*Task to complete*: If a line in the data holds the string "title", list it.
*** Opening of Data to process ***
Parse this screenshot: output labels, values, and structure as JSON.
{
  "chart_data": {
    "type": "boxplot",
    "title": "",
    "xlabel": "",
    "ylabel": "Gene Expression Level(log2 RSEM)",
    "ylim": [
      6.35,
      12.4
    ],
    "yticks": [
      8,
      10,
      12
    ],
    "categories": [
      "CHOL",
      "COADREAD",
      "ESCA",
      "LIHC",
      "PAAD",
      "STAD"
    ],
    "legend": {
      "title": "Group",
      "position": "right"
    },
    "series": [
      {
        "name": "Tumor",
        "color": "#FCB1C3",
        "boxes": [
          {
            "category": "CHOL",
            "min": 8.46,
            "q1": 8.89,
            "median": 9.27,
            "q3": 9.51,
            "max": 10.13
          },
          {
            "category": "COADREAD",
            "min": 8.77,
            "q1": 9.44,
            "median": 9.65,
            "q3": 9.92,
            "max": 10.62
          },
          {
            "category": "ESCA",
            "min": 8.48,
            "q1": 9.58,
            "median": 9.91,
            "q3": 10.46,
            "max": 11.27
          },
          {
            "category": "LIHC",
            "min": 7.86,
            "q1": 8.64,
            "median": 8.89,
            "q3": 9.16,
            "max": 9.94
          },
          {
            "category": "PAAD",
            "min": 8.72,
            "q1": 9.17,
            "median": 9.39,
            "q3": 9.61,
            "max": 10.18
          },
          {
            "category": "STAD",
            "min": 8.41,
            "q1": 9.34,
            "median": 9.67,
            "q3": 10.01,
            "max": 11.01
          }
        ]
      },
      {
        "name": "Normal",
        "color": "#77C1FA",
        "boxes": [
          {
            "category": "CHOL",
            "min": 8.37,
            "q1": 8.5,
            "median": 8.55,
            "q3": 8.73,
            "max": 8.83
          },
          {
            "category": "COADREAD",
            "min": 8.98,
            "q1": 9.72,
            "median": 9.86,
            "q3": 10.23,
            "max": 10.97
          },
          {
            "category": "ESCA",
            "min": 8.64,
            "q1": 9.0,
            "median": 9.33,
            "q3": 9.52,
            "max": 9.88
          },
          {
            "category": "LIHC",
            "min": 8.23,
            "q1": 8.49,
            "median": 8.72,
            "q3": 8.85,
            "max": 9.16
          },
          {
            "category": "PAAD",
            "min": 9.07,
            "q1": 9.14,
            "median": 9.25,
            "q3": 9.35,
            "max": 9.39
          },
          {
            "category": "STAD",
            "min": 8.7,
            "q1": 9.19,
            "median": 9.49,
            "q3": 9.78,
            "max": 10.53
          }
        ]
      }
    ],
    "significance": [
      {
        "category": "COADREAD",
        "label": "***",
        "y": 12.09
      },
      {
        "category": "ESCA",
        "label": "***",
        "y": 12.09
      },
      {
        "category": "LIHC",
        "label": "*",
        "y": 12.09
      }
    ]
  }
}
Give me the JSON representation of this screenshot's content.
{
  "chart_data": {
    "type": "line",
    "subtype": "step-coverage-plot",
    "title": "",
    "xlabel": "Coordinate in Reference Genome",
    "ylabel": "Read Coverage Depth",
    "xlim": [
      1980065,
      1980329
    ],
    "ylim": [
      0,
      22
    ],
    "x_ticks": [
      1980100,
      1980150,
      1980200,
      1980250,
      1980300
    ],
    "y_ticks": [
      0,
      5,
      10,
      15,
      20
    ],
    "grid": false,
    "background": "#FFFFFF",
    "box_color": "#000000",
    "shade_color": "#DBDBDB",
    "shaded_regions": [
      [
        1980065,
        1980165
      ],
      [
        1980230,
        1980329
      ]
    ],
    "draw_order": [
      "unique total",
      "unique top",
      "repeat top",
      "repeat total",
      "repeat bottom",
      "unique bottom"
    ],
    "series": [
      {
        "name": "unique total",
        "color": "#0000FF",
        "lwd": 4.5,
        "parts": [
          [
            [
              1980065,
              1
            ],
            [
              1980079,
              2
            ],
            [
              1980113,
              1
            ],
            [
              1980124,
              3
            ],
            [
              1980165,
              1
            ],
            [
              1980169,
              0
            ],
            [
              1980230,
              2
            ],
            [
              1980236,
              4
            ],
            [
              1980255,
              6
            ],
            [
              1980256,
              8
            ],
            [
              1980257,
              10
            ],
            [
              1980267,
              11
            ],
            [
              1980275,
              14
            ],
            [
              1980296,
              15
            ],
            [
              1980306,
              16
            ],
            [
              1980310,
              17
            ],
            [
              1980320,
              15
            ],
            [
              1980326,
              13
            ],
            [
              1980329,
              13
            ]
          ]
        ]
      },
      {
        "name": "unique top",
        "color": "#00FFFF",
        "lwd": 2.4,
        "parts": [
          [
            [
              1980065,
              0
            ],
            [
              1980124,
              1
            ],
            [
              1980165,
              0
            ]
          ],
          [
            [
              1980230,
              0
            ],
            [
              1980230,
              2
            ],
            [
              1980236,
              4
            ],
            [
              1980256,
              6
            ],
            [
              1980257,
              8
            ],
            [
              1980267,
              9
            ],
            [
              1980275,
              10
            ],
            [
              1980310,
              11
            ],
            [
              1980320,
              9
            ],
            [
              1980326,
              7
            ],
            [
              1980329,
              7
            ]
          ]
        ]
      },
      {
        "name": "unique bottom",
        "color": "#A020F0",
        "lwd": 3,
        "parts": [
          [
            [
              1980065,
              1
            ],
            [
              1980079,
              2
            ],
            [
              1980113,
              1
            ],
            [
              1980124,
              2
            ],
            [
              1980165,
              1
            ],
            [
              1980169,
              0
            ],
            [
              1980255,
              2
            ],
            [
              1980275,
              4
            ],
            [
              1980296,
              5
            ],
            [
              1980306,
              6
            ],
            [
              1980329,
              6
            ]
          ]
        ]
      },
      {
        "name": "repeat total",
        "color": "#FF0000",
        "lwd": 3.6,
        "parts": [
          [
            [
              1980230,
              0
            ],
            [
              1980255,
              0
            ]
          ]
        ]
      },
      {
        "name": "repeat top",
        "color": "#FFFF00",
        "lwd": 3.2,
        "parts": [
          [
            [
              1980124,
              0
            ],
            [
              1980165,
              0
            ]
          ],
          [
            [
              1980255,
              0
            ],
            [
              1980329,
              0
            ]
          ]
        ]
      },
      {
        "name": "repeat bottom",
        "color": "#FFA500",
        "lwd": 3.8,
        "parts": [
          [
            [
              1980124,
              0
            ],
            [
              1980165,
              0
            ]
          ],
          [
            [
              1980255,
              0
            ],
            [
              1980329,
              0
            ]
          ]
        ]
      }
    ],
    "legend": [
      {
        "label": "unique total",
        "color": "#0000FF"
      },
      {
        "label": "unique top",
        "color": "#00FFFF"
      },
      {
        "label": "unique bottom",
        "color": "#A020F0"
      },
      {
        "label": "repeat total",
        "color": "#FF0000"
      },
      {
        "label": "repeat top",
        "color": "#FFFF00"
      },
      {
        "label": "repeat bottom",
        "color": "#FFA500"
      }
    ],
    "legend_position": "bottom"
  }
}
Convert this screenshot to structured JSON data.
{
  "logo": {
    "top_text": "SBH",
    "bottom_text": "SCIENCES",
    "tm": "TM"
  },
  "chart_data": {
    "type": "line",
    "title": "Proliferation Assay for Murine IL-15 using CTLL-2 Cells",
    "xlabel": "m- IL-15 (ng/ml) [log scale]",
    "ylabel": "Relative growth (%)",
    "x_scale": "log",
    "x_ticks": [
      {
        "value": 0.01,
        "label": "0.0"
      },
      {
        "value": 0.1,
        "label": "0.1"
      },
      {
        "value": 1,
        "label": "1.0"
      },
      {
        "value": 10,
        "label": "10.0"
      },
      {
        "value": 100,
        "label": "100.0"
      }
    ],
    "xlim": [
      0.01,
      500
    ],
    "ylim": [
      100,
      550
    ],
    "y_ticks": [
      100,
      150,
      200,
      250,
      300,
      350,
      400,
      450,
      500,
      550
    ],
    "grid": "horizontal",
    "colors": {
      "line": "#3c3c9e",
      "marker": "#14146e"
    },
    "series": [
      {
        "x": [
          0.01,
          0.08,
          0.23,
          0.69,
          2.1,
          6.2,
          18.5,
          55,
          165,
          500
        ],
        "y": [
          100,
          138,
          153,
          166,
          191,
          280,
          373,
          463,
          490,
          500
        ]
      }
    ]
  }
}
*** Close of Data to process ***
*Response to this task*:
    "title": "",
      "title": "Group",
    "title": "",
    "title": "Proliferation Assay for Murine IL-15 using CTLL-2 Cells",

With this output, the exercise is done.